Excerpt to read:
◆ ◆ ◆ ◆
Question

A jar contains 10 blue marbles, 5 red marbles, 4 green marbles, and 1 yellow marble. Two marbles are chosen (without replacement). (a) What is the probability that one will be green and the other red? (b) What is the probability that one will be blue and the other yellow?

Short answer

(a) \(\frac{2}{19}\); (b) \(\frac{1}{19}\).

Step-by-step solution

Identify the Total Number of Marbles

First, determine the total number of marbles in the jar. Add together the number of blue, red, green, and yellow marbles: 10 + 5 + 4 + 1 = 20 marbles.

Calculate Total Outcomes for Choosing Two Marbles

Next, calculate the total number of ways to choose 2 marbles from 20. Use the combination formula \( \binom{n}{r} = \frac{n!}{r!(n-r)!} \). So, \( \binom{20}{2} = \frac{20!}{2!(20-2)!} = 190 \).

Calculate Probability for One Green and One Red Marble

Calculate the number of ways to choose 1 green and 1 red marble. First, choose 1 green marble from 4: \( \binom{4}{1} = 4 \), and 1 red marble from 5: \( \binom{5}{1} = 5 \). Multiply these results to find the number of favorable outcomes: 4 * 5 = 20. Divide this by the total number of combinations to get the probability: \( \frac{20}{190} = \frac{2}{19} \).

Calculate Probability for One Blue and One Yellow Marble

Calculate the number of ways to choose 1 blue and 1 yellow marble. First, choose 1 blue marble from 10: \( \binom{10}{1} = 10 \), and 1 yellow marble from 1: \( \binom{1}{1} = 1 \). Multiply these results to find the number of favorable outcomes: 10 * 1 = 10. Divide this by the total number of combinations to get the probability: \( \frac{10}{190} = \frac{1}{19} \).

Key concepts

Combinatorics

Combinatorics is a branch of mathematics that deals with counting, arrangement, and combination of objects. In probability theory, combinatorics plays a crucial role as it helps in determining how likely certain events are to occur.

One of the essential tools in combinatorics is the combination formula, denoted as \( \binom{n}{r} \). This formula calculates the number of ways to choose \( r \) objects from \( n \) total objects without regard to order. The formula for this computation is given by:

• \( \binom{n}{r} = \frac{n!}{r!(n-r)!} \)
◆ ◆ ◆ ◆
[Document layout analysis data]
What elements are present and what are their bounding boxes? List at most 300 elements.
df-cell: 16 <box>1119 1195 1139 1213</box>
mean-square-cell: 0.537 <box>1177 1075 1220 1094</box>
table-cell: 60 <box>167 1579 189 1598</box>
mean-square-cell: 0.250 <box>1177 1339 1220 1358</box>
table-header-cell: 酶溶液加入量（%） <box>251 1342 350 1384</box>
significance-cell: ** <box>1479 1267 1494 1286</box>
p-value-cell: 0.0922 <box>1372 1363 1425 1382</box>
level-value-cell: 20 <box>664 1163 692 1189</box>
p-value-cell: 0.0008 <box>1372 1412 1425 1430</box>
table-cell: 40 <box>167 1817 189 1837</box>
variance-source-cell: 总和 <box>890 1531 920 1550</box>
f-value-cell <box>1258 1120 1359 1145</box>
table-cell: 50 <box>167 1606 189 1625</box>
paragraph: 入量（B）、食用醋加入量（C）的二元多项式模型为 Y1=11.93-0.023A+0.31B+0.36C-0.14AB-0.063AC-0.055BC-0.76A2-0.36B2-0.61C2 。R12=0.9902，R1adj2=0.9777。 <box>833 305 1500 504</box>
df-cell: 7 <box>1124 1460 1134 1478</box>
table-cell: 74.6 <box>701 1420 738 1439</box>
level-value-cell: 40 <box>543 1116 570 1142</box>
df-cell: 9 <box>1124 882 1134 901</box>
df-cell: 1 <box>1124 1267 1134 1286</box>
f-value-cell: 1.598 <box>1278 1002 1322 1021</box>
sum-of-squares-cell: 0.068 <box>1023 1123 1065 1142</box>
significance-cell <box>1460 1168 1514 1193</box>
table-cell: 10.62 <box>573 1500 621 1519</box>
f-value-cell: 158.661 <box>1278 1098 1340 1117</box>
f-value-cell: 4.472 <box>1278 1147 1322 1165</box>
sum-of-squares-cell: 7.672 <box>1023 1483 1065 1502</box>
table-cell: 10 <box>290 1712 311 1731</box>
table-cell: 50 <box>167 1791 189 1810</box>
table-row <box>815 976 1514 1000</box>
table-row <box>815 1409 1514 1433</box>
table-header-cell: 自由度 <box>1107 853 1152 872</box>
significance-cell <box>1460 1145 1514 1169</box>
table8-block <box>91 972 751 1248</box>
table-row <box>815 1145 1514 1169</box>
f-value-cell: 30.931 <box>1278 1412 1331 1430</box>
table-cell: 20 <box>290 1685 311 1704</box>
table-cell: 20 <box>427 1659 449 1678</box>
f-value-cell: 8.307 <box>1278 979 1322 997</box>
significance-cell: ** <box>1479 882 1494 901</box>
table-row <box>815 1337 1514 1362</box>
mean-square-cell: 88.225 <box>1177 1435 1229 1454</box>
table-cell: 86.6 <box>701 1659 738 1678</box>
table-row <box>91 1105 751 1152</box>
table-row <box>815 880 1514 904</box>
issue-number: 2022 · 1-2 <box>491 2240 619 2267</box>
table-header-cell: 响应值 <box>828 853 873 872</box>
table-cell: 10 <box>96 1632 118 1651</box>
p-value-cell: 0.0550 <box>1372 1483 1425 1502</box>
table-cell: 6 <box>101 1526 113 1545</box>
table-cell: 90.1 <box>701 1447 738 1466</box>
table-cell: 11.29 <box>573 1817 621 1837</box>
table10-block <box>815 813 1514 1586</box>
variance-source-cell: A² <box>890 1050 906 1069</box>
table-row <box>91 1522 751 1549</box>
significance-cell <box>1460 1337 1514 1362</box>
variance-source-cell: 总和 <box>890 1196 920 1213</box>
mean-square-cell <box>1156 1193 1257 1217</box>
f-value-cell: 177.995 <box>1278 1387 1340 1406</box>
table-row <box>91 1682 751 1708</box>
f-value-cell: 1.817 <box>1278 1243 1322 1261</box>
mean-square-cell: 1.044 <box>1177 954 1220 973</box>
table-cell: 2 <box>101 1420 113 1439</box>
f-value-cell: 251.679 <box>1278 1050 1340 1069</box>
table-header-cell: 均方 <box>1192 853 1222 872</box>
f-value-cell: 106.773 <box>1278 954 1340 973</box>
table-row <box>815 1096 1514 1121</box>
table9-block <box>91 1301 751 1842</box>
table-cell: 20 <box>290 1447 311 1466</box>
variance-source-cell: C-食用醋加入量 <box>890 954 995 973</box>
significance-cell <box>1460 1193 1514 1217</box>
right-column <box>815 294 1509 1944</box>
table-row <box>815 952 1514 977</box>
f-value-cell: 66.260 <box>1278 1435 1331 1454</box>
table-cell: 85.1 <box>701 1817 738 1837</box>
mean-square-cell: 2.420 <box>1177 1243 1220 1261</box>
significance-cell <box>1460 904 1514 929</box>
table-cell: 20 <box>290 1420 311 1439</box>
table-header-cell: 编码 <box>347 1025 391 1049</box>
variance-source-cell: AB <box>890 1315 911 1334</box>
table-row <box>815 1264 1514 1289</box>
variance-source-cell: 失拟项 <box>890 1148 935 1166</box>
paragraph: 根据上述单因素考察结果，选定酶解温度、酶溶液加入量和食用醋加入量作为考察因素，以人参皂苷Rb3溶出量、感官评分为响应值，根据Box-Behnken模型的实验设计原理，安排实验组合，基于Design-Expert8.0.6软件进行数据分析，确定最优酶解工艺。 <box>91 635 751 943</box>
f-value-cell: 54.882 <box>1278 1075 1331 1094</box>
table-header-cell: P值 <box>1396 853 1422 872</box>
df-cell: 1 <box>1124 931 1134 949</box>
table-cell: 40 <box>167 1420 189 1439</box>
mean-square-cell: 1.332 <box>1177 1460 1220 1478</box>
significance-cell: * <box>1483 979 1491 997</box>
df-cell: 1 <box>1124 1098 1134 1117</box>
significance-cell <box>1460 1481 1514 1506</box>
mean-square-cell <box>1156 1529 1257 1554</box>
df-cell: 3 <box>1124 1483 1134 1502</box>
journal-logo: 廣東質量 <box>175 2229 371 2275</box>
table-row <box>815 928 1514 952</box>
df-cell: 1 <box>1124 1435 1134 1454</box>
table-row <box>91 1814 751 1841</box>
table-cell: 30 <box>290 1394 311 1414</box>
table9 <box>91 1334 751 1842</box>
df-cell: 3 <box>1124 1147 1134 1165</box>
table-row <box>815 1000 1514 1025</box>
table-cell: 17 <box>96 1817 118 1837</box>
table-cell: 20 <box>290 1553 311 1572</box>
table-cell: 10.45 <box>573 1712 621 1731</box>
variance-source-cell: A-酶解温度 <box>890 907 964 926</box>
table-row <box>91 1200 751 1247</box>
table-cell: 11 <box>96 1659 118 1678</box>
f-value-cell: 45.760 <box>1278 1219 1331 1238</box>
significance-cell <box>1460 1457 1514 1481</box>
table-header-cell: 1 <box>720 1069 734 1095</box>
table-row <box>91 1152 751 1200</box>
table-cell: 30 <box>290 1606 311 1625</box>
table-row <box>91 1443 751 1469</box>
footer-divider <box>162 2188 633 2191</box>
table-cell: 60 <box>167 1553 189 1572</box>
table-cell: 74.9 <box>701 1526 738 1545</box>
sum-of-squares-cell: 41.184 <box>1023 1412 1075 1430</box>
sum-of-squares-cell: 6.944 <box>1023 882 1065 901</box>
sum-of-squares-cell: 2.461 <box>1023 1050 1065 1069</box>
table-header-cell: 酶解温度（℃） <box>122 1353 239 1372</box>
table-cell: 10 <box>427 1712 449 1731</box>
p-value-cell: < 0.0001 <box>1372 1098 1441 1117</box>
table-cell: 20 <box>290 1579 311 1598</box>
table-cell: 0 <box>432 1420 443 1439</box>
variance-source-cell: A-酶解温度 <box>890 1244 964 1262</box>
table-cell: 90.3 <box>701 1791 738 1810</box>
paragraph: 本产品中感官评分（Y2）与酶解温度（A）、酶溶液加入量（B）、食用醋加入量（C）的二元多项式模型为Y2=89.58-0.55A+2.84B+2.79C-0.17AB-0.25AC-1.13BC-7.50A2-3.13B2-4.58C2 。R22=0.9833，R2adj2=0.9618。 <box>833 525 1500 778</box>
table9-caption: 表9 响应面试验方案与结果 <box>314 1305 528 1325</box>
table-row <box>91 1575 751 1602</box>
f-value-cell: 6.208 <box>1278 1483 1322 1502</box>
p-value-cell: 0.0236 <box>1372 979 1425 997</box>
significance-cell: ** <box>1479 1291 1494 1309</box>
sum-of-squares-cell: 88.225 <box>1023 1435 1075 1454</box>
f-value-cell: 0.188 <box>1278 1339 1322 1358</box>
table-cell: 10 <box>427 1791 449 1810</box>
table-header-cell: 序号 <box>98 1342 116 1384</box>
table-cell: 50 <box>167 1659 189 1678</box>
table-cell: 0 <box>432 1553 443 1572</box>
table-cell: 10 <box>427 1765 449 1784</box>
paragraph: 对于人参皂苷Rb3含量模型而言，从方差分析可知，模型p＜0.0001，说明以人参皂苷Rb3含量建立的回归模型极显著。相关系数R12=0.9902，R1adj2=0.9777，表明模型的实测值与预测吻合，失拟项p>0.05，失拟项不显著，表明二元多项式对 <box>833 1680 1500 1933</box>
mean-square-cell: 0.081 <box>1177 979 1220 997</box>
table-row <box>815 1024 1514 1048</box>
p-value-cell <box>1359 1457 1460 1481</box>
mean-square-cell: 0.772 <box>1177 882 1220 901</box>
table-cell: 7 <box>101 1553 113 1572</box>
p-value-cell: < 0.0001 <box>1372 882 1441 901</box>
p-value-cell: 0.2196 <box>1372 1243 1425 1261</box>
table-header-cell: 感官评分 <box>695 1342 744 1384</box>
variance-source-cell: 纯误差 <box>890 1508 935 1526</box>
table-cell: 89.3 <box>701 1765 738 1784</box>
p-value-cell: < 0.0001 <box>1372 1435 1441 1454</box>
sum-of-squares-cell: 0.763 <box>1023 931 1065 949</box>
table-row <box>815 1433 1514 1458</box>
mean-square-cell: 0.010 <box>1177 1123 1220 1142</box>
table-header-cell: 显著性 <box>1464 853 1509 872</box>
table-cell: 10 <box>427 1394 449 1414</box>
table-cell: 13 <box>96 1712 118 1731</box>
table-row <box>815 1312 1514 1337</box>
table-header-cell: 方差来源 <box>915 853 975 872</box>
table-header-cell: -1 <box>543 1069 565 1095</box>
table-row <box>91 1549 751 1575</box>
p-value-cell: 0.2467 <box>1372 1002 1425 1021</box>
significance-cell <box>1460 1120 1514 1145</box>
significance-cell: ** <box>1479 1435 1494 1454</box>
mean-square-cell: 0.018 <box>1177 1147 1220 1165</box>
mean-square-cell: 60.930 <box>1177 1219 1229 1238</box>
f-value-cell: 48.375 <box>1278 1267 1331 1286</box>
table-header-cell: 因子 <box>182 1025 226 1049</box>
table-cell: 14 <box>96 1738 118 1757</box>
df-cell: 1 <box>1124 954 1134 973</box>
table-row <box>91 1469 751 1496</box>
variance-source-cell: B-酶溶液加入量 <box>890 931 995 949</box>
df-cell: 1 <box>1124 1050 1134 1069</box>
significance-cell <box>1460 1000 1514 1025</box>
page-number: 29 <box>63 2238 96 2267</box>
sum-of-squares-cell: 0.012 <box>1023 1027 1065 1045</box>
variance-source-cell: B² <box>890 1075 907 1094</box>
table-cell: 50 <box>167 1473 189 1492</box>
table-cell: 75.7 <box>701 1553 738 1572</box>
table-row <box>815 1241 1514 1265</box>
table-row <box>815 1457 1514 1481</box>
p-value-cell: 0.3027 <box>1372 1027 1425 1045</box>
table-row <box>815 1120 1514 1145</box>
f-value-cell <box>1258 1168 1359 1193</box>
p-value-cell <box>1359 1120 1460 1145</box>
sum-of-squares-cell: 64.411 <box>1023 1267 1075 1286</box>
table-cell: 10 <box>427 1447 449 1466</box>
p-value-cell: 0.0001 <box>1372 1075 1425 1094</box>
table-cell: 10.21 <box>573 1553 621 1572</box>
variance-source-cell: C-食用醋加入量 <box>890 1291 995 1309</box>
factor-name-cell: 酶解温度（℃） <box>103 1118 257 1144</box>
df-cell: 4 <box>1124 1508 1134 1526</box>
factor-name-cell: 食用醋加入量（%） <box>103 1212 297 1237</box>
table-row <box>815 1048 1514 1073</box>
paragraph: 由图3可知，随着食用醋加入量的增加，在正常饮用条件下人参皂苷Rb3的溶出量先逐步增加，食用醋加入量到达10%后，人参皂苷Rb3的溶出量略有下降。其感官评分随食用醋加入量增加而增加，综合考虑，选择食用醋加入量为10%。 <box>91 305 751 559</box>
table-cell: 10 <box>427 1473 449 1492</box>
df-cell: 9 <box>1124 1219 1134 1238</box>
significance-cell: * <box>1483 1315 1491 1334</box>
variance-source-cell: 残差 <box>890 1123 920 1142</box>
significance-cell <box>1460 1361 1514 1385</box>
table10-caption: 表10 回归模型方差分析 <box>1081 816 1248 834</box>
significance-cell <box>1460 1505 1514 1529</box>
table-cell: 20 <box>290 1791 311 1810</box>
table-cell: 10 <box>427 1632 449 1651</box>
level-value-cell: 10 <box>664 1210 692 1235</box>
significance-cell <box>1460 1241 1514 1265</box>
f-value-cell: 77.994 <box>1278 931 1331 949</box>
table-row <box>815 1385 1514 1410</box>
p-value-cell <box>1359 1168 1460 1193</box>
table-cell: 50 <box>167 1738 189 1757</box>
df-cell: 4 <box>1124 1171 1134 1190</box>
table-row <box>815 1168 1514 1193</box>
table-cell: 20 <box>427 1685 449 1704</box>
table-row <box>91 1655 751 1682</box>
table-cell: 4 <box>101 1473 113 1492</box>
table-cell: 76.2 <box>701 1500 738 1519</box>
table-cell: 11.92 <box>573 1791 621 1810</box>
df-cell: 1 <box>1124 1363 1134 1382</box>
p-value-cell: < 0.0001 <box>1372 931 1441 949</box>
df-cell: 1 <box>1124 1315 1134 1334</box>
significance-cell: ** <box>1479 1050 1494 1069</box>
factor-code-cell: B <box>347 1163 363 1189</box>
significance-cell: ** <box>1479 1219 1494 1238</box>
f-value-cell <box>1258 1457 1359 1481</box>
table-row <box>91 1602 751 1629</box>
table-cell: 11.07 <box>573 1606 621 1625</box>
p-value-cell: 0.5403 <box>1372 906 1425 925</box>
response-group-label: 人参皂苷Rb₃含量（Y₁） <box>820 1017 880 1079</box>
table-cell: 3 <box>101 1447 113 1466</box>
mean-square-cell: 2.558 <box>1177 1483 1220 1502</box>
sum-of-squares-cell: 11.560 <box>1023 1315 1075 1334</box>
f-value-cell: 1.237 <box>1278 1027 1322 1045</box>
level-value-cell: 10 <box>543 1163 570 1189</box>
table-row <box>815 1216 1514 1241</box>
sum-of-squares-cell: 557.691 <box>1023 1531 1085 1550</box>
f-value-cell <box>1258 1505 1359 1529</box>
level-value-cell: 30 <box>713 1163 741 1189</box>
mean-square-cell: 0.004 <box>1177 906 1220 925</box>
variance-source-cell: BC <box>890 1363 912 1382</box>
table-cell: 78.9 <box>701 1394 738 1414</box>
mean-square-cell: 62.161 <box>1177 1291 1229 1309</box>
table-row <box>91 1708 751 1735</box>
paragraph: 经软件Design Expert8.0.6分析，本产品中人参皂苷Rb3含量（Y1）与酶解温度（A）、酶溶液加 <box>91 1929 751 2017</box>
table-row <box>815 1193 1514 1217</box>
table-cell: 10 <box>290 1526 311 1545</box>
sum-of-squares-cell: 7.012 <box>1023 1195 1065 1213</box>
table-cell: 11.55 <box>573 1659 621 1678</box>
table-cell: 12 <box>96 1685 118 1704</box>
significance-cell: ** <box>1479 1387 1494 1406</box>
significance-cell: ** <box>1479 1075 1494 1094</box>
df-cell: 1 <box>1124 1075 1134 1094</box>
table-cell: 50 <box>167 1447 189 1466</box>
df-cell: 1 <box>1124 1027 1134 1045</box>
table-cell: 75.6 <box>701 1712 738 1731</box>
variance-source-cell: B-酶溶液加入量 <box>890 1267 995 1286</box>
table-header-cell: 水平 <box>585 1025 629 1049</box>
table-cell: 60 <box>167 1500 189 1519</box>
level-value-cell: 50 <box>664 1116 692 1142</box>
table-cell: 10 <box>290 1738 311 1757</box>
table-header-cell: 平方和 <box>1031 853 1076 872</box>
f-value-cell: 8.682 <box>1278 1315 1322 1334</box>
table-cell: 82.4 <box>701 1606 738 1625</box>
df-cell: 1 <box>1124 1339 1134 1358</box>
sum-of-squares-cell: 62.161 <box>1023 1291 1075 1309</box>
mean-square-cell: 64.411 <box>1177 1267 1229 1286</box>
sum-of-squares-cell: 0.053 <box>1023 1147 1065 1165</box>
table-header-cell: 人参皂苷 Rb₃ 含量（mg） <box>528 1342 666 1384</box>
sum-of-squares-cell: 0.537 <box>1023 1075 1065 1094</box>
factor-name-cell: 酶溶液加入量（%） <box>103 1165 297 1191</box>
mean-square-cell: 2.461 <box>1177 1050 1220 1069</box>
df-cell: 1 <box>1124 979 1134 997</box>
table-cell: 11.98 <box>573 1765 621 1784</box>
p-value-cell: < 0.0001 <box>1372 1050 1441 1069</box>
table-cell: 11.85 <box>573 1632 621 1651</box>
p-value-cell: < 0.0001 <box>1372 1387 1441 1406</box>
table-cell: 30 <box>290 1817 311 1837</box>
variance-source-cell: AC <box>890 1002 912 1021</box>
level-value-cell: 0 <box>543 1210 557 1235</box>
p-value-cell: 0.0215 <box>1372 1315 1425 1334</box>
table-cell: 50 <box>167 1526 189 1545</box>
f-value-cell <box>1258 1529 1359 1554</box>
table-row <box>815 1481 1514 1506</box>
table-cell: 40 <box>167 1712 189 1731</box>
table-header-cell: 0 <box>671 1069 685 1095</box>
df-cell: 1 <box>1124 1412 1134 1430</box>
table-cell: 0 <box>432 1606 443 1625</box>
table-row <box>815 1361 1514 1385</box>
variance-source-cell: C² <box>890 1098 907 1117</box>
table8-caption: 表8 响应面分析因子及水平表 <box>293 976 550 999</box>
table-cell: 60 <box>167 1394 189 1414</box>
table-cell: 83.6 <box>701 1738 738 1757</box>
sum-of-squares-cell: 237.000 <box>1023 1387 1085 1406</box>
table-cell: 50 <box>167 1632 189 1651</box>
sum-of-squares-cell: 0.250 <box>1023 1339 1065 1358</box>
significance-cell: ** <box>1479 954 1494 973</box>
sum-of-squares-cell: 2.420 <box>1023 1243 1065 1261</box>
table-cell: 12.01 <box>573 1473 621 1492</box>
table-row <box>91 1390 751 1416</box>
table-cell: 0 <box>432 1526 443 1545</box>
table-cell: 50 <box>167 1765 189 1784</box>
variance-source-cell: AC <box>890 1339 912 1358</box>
◆ ◆ ◆ ◆
To do:
- a) Print the stretch of the marble probability solution from "Key concepts" through "are to occur.".
- b) Answer these questions from the marble probability solution:
(i) How many marbles are in the jar in total?
(ii) How many ways are there to choose 2 marbles from the jar?
(iii) How many favorable outcomes are there for drawing one blue and one yellow marble?
- c) List every step heading that appears under "Step-by-step solution" in the marble probability solution.

Answers for the tasks:
- a)
Key concepts

Combinatorics

Combinatorics is a branch of mathematics that deals with counting, arrangement, and combination of objects. In probability theory, combinatorics plays a crucial role as it helps in determining how likely certain events are to occur.

- b)
(i) 20
(ii) 190
(iii) 10

- c)
Identify the Total Number of Marbles
Calculate Total Outcomes for Choosing Two Marbles
Calculate Probability for One Green and One Red Marble
Calculate Probability for One Blue and One Yellow Marble